(Saved entries)
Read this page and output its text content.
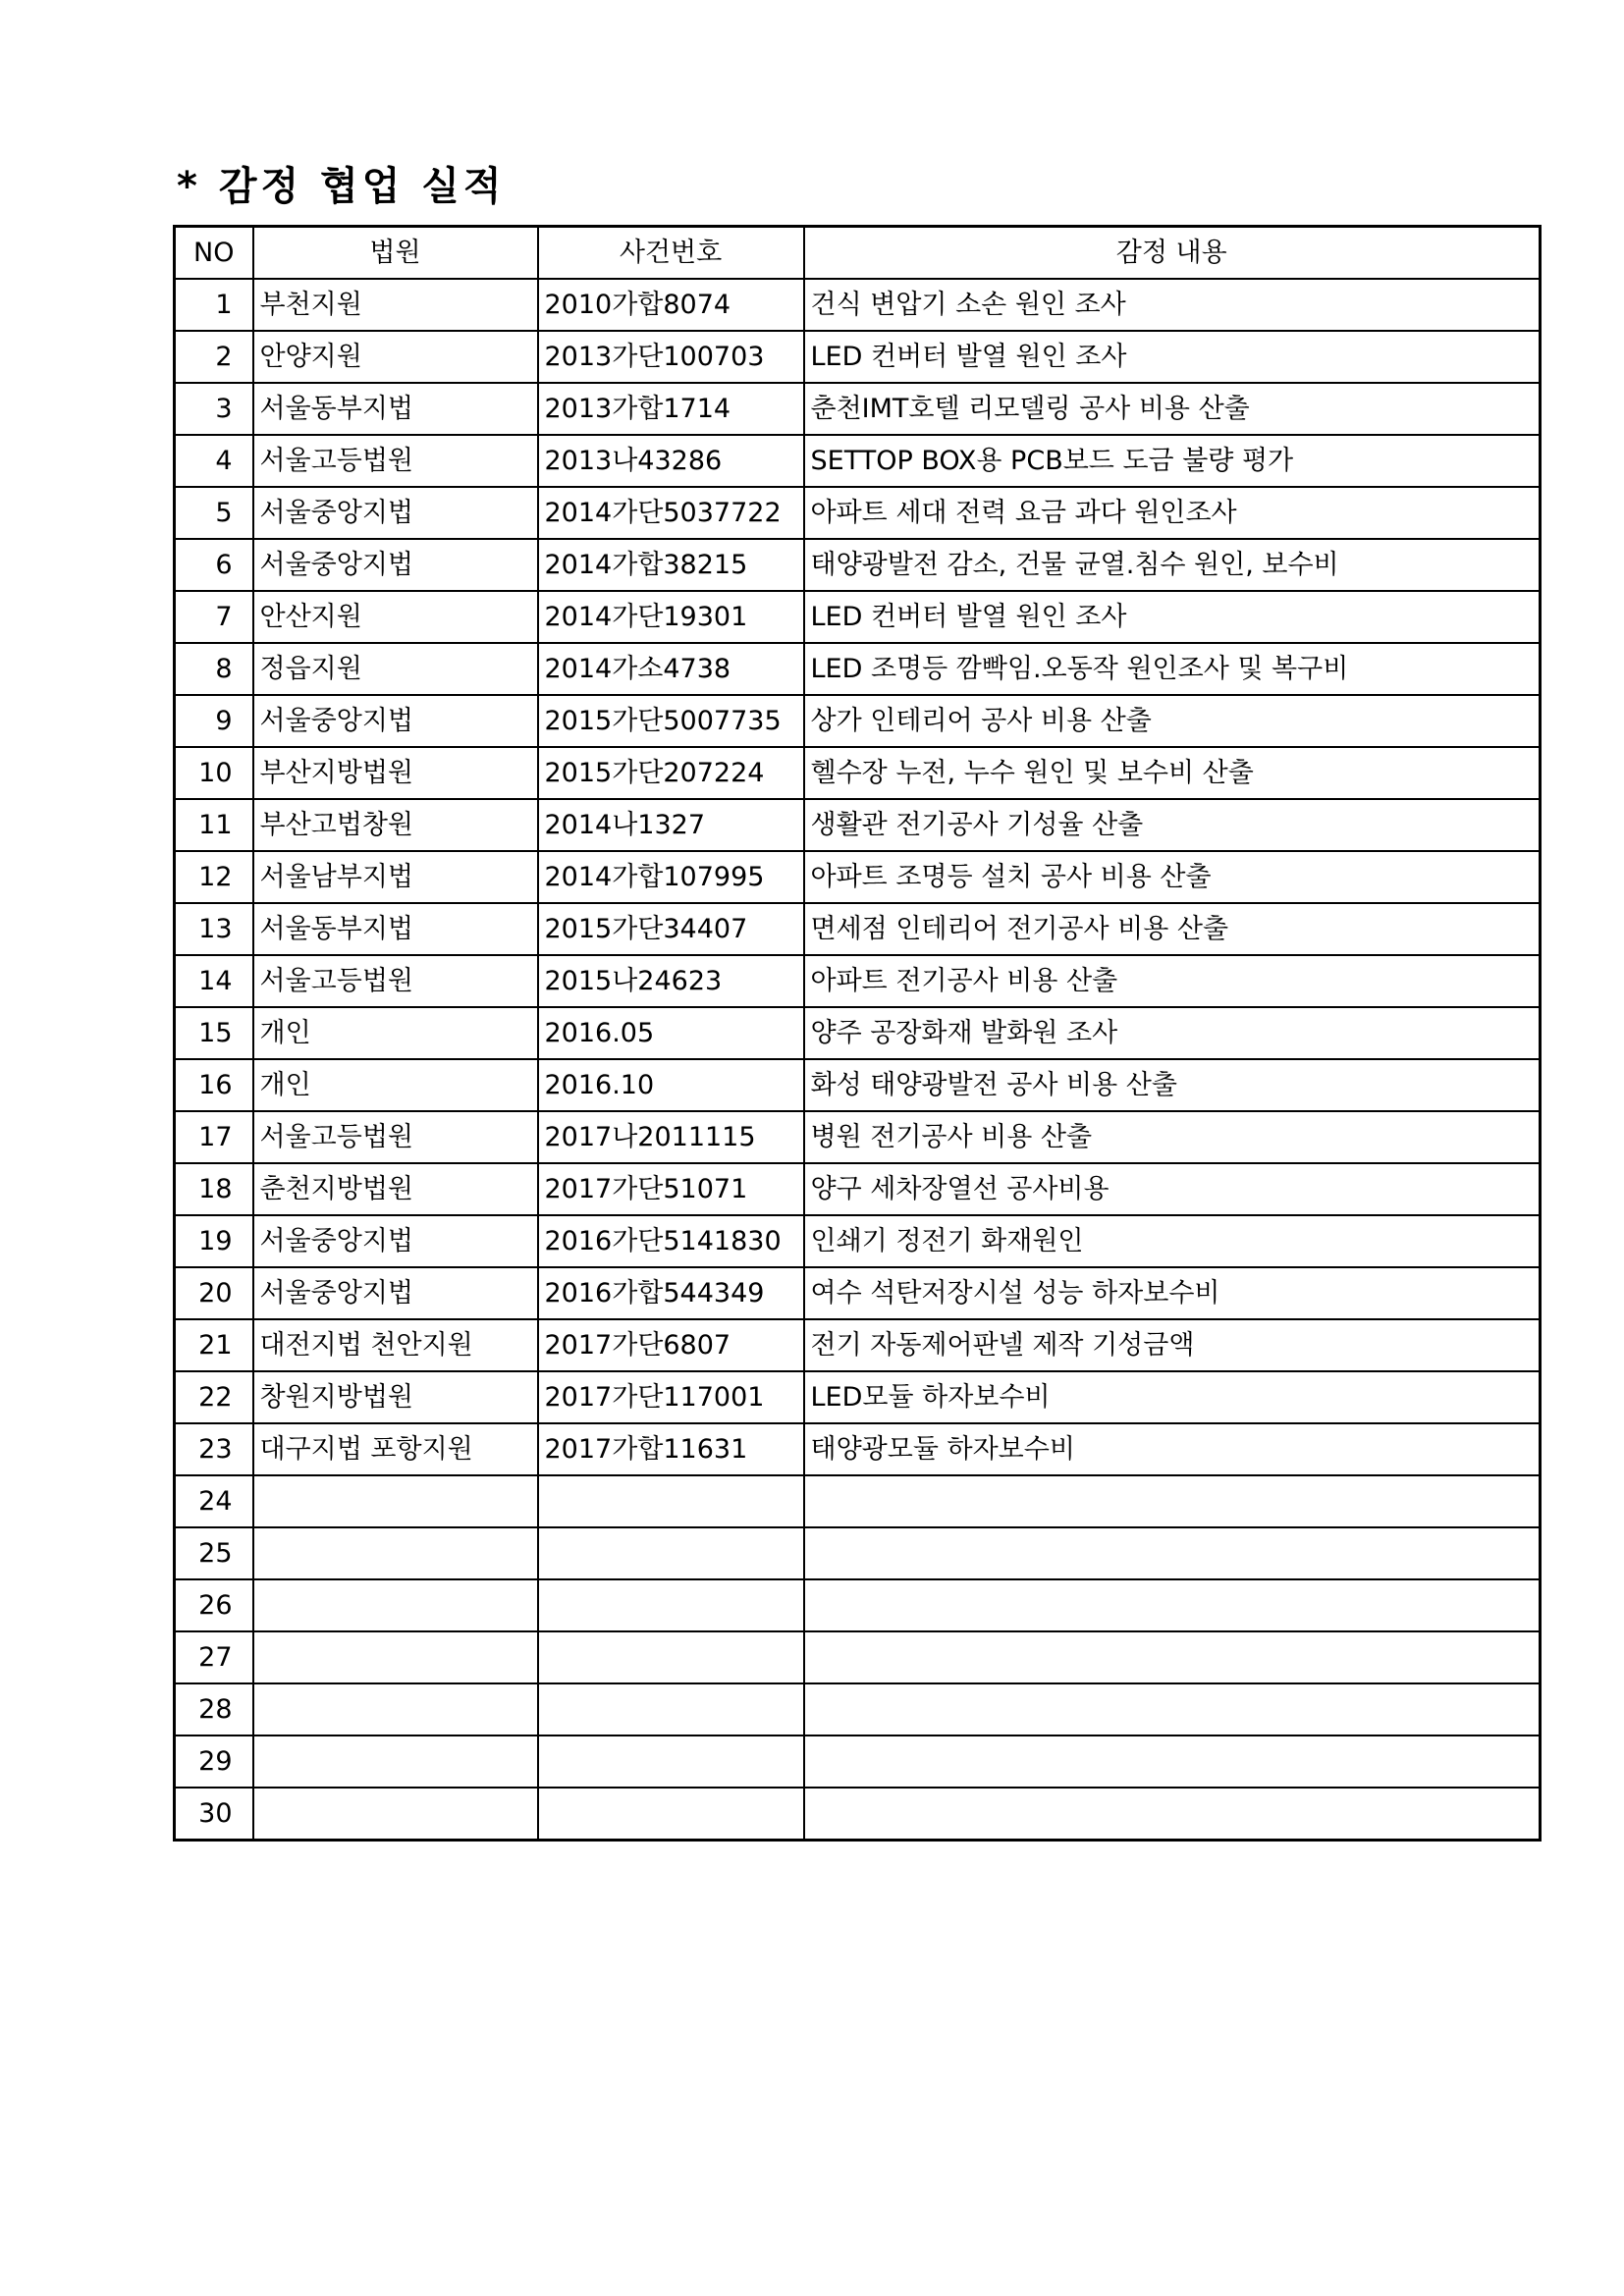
* 감정 협업 실적
NO	법원	사건번호	감정 내용
1	부천지원	2010가합8074	건식 변압기 소손 원인 조사
2	안양지원	2013가단100703	LED 컨버터 발열 원인 조사
3	서울동부지법	2013가합1714	춘천IMT호텔 리모델링 공사 비용 산출
4	서울고등법원	2013나43286	SETTOP BOX용 PCB보드 도금 불량 평가
5	서울중앙지법	2014가단5037722	아파트 세대 전력 요금 과다 원인조사
6	서울중앙지법	2014가합38215	태양광발전 감소, 건물 균열.침수 원인, 보수비
7	안산지원	2014가단19301	LED 컨버터 발열 원인 조사
8	정읍지원	2014가소4738	LED 조명등 깜빡임.오동작 원인조사 및 복구비
9	서울중앙지법	2015가단5007735	상가 인테리어 공사 비용 산출
10	부산지방법원	2015가단207224	헬수장 누전, 누수 원인 및 보수비 산출
11	부산고법창원	2014나1327	생활관 전기공사 기성율 산출
12	서울남부지법	2014가합107995	아파트 조명등 설치 공사 비용 산출
13	서울동부지법	2015가단34407	면세점 인테리어 전기공사 비용 산출
14	서울고등법원	2015나24623	아파트 전기공사 비용 산출
15	개인	2016.05	양주 공장화재 발화원 조사
16	개인	2016.10	화성 태양광발전 공사 비용 산출
17	서울고등법원	2017나2011115	병원 전기공사 비용 산출
18	춘천지방법원	2017가단51071	양구 세차장열선 공사비용
19	서울중앙지법	2016가단5141830	인쇄기 정전기 화재원인
20	서울중앙지법	2016가합544349	여수 석탄저장시설 성능 하자보수비
21	대전지법 천안지원	2017가단6807	전기 자동제어판넬 제작 기성금액
22	창원지방법원	2017가단117001	LED모듈 하자보수비
23	대구지법 포항지원	2017가합11631	태양광모듈 하자보수비
24			
25			
26			
27			
28			
29			
30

→ **Work instructions**
Reproduce the material above in full, exactly, with no images.

→ **Answer to this exercise**
Read this page and output its text content.
* 감정 협업 실적
NO	법원	사건번호	감정 내용
1	부천지원	2010가합8074	건식 변압기 소손 원인 조사
2	안양지원	2013가단100703	LED 컨버터 발열 원인 조사
3	서울동부지법	2013가합1714	춘천IMT호텔 리모델링 공사 비용 산출
4	서울고등법원	2013나43286	SETTOP BOX용 PCB보드 도금 불량 평가
5	서울중앙지법	2014가단5037722	아파트 세대 전력 요금 과다 원인조사
6	서울중앙지법	2014가합38215	태양광발전 감소, 건물 균열.침수 원인, 보수비
7	안산지원	2014가단19301	LED 컨버터 발열 원인 조사
8	정읍지원	2014가소4738	LED 조명등 깜빡임.오동작 원인조사 및 복구비
9	서울중앙지법	2015가단5007735	상가 인테리어 공사 비용 산출
10	부산지방법원	2015가단207224	헬수장 누전, 누수 원인 및 보수비 산출
11	부산고법창원	2014나1327	생활관 전기공사 기성율 산출
12	서울남부지법	2014가합107995	아파트 조명등 설치 공사 비용 산출
13	서울동부지법	2015가단34407	면세점 인테리어 전기공사 비용 산출
14	서울고등법원	2015나24623	아파트 전기공사 비용 산출
15	개인	2016.05	양주 공장화재 발화원 조사
16	개인	2016.10	화성 태양광발전 공사 비용 산출
17	서울고등법원	2017나2011115	병원 전기공사 비용 산출
18	춘천지방법원	2017가단51071	양구 세차장열선 공사비용
19	서울중앙지법	2016가단5141830	인쇄기 정전기 화재원인
20	서울중앙지법	2016가합544349	여수 석탄저장시설 성능 하자보수비
21	대전지법 천안지원	2017가단6807	전기 자동제어판넬 제작 기성금액
22	창원지방법원	2017가단117001	LED모듈 하자보수비
23	대구지법 포항지원	2017가합11631	태양광모듈 하자보수비
24			
25			
26			
27			
28			
29			
30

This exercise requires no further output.